▸ PROBLEM DETAILS
Find each line containing the string "月的基础上增长". Copy it.

* * *

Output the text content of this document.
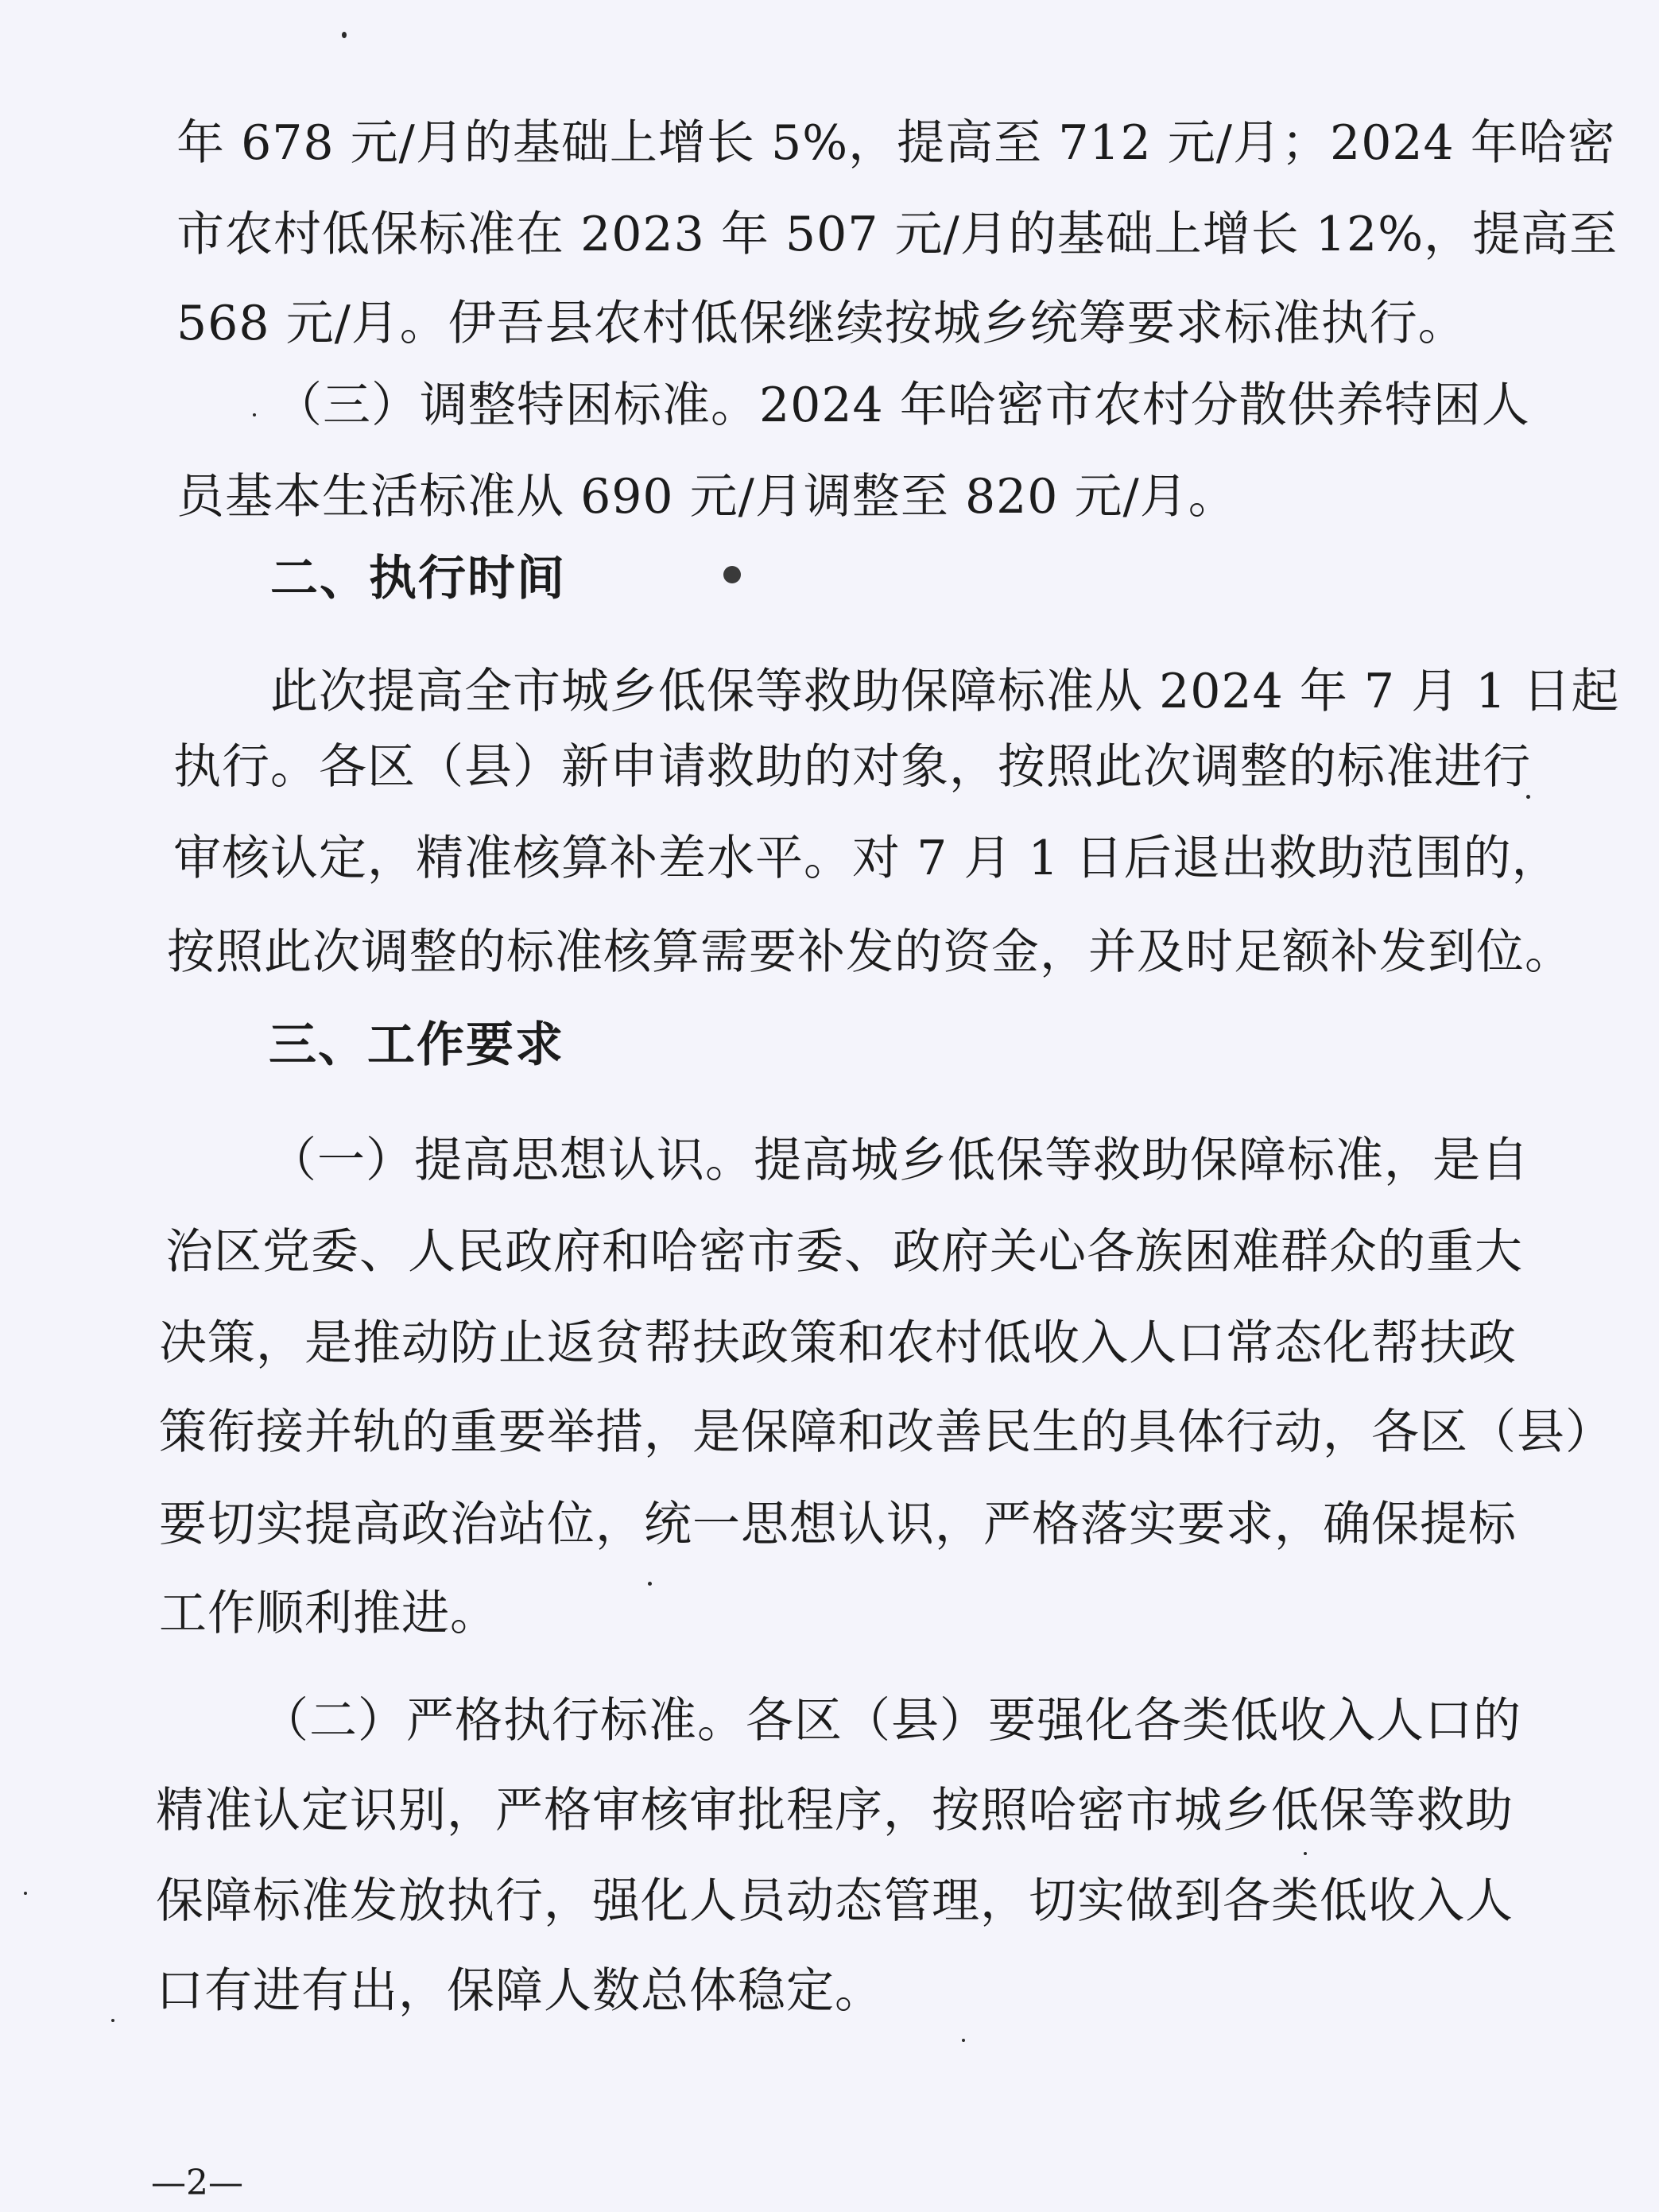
年 678 元/月的基础上增长 5%，提高至 712 元/月；2024 年哈密
市农村低保标准在 2023 年 507 元/月的基础上增长 12%，提高至
568 元/月。伊吾县农村低保继续按城乡统筹要求标准执行。
（三）调整特困标准。2024 年哈密市农村分散供养特困人
员基本生活标准从 690 元/月调整至 820 元/月。
二、执行时间
此次提高全市城乡低保等救助保障标准从 2024 年 7 月 1 日起
执行。各区（县）新申请救助的对象，按照此次调整的标准进行
审核认定，精准核算补差水平。对 7 月 1 日后退出救助范围的，
按照此次调整的标准核算需要补发的资金，并及时足额补发到位。
三、工作要求
（一）提高思想认识。提高城乡低保等救助保障标准，是自
治区党委、人民政府和哈密市委、政府关心各族困难群众的重大
决策，是推动防止返贫帮扶政策和农村低收入人口常态化帮扶政
策衔接并轨的重要举措，是保障和改善民生的具体行动，各区（县）
要切实提高政治站位，统一思想认识，严格落实要求，确保提标
工作顺利推进。
（二）严格执行标准。各区（县）要强化各类低收入人口的
精准认定识别，严格审核审批程序，按照哈密市城乡低保等救助
保障标准发放执行，强化人员动态管理，切实做到各类低收入人
口有进有出，保障人数总体稳定。
—2—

* * *

▸ THE OUTPUT
年 678 元/月的基础上增长 5%，提高至 712 元/月；2024 年哈密
市农村低保标准在 2023 年 507 元/月的基础上增长 12%，提高至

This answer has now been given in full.